[begin Data supplied]

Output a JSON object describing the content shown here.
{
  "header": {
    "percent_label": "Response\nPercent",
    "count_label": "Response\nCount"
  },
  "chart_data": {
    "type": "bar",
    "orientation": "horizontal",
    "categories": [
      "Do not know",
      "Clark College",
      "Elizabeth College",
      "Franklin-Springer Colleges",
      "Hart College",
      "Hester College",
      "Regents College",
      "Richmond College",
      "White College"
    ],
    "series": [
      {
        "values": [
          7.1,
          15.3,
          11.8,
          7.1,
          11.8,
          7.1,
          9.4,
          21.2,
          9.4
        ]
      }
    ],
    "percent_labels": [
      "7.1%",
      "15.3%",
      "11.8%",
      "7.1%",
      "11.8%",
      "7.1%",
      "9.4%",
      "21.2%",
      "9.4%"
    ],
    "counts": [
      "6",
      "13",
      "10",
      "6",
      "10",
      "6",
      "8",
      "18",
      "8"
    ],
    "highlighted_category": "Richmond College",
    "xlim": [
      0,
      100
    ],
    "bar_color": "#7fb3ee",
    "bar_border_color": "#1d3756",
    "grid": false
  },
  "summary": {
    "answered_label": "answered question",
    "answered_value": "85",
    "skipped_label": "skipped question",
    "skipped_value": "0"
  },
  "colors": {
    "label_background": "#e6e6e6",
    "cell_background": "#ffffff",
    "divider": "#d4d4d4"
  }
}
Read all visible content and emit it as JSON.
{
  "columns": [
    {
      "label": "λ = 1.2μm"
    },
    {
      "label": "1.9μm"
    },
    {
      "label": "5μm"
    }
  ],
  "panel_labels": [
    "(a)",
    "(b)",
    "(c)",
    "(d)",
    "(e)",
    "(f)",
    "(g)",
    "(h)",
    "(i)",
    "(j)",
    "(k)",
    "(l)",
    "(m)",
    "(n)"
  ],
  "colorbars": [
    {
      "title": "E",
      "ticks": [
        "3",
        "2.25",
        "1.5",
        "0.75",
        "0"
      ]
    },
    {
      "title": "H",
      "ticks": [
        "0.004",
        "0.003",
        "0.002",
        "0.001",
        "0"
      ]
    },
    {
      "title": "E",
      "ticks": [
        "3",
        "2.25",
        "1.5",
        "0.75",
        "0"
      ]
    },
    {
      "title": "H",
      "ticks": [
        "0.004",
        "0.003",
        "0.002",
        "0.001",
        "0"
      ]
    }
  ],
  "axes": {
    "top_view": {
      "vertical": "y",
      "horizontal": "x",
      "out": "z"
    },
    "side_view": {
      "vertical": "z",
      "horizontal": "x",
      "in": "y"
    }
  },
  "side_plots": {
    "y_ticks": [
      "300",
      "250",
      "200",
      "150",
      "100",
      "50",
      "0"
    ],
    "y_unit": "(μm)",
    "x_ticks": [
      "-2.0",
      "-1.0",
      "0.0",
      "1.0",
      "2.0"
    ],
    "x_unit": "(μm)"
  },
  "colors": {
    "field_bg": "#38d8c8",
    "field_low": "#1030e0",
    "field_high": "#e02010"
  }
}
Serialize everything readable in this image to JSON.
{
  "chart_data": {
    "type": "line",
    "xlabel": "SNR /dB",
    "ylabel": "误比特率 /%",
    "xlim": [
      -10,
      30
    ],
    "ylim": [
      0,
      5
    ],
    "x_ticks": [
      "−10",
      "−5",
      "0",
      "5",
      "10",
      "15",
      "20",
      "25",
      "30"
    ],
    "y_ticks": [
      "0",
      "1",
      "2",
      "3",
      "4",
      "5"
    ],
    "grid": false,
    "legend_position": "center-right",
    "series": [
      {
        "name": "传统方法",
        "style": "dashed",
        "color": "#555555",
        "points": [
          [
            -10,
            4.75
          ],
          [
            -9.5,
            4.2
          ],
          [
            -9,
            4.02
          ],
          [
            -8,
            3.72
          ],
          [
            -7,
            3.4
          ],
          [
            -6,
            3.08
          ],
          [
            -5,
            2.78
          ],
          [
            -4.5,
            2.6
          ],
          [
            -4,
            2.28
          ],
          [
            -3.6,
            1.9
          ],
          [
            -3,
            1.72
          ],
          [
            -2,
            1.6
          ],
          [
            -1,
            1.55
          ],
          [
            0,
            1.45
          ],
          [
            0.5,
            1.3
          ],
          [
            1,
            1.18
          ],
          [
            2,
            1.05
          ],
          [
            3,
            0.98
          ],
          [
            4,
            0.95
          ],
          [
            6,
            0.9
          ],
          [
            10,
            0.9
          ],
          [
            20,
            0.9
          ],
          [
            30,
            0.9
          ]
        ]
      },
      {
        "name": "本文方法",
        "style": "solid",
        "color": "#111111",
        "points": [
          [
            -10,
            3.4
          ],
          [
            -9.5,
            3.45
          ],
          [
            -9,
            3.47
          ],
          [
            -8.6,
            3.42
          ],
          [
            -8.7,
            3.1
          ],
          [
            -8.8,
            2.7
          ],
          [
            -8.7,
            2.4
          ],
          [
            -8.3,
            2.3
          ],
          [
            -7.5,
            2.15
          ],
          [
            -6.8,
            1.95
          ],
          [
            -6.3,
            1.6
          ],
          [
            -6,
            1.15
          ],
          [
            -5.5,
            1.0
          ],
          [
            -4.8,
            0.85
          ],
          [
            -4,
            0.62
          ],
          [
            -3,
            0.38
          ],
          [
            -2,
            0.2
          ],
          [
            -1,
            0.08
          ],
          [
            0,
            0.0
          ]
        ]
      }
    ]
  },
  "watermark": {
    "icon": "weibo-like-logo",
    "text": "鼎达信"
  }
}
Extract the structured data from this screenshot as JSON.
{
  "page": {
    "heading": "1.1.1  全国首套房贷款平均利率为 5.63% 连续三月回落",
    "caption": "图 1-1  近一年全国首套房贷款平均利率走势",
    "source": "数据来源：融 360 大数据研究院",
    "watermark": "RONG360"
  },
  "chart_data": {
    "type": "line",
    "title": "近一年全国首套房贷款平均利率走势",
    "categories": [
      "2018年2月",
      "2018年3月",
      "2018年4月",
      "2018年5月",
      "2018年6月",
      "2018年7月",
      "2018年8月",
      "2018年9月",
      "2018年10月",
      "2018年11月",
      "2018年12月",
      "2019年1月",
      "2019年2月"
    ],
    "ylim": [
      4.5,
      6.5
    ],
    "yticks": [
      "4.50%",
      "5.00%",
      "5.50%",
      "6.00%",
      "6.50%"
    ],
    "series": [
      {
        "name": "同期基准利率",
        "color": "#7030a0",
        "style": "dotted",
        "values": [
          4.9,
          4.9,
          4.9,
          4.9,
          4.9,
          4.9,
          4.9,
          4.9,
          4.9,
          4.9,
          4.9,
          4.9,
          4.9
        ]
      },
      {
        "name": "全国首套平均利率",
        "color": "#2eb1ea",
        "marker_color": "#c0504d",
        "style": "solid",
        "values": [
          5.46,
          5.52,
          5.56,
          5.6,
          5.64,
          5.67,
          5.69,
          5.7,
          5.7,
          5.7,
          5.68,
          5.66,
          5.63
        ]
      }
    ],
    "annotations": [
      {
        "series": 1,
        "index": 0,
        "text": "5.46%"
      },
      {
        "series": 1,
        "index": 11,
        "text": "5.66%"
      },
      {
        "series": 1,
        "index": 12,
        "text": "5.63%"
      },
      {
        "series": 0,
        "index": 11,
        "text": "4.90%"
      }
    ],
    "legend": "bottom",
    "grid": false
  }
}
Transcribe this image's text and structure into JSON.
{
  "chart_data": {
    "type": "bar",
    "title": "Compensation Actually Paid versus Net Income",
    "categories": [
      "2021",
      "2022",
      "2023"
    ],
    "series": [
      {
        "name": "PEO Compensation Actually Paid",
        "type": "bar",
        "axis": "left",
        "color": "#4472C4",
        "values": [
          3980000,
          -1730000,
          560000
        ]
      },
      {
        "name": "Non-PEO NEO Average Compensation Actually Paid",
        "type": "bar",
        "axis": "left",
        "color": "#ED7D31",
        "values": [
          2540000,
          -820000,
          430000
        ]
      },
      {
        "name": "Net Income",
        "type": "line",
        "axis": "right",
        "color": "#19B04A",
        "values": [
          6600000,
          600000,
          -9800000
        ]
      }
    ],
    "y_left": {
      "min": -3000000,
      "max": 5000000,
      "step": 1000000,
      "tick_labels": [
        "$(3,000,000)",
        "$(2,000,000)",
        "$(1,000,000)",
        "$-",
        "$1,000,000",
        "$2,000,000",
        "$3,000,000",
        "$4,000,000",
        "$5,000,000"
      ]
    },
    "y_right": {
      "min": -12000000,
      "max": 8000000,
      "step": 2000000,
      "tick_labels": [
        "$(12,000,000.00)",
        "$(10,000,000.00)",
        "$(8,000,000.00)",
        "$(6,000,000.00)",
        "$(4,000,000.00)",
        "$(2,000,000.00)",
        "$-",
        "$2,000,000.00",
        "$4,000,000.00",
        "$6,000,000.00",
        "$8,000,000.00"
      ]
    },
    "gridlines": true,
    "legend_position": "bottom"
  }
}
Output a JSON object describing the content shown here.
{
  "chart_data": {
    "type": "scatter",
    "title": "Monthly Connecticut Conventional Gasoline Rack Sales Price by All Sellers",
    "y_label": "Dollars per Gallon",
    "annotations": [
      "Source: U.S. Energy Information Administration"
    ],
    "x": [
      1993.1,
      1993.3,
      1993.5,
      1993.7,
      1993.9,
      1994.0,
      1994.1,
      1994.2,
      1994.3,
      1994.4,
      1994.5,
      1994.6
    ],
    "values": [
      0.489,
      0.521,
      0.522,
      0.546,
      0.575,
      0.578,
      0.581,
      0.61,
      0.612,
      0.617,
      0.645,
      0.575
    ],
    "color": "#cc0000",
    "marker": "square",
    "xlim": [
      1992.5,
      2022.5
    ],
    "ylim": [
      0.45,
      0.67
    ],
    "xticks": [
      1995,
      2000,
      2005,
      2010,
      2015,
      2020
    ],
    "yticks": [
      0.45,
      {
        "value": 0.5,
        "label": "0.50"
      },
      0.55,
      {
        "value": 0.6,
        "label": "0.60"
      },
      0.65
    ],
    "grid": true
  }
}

[end Data supplied]

## Prompt
Using the listing above, pick out each line that contains the word "text", then copy it.

## Written solution
    "text": "鼎达信"
        "text": "5.46%"
        "text": "5.66%"
        "text": "5.63%"
        "text": "4.90%"
Transcribe this image's text and structure into JSON.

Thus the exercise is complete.